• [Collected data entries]
** BEGIN **

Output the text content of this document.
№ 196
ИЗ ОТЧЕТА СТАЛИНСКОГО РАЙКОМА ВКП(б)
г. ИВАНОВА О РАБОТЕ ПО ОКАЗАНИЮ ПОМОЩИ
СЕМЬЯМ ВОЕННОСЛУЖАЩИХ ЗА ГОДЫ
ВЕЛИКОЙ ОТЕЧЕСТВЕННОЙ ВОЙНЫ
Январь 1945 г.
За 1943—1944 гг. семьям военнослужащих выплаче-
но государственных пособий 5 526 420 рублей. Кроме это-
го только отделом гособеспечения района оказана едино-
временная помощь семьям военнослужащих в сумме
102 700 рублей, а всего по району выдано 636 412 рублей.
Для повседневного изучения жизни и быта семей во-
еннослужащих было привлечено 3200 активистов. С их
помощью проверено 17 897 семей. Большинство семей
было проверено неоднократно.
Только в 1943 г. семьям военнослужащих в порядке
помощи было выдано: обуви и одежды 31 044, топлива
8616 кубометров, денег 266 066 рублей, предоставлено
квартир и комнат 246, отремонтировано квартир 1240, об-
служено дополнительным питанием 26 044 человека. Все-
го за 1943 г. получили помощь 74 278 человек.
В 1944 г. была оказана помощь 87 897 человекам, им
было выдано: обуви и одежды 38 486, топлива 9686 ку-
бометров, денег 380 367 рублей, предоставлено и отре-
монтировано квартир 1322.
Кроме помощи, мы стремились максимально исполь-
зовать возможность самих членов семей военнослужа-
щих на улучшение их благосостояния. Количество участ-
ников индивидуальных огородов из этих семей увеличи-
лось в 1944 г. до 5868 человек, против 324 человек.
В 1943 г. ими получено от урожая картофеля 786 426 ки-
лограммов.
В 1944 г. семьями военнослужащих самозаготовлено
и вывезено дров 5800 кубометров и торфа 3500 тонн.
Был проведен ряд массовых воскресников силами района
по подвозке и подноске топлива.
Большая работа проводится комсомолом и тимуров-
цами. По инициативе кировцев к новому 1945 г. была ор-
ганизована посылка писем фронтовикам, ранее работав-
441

** END **

• [Set exercise] Find every line in the records above that contains the word "выдано", and copy each one.

• [Exercise result]
102 700 рублей, а всего по району выдано 636 412 рублей.
помощи было выдано: обуви и одежды 31 044, топлива
было выдано: обуви и одежды 38 486, топлива 9686 ку-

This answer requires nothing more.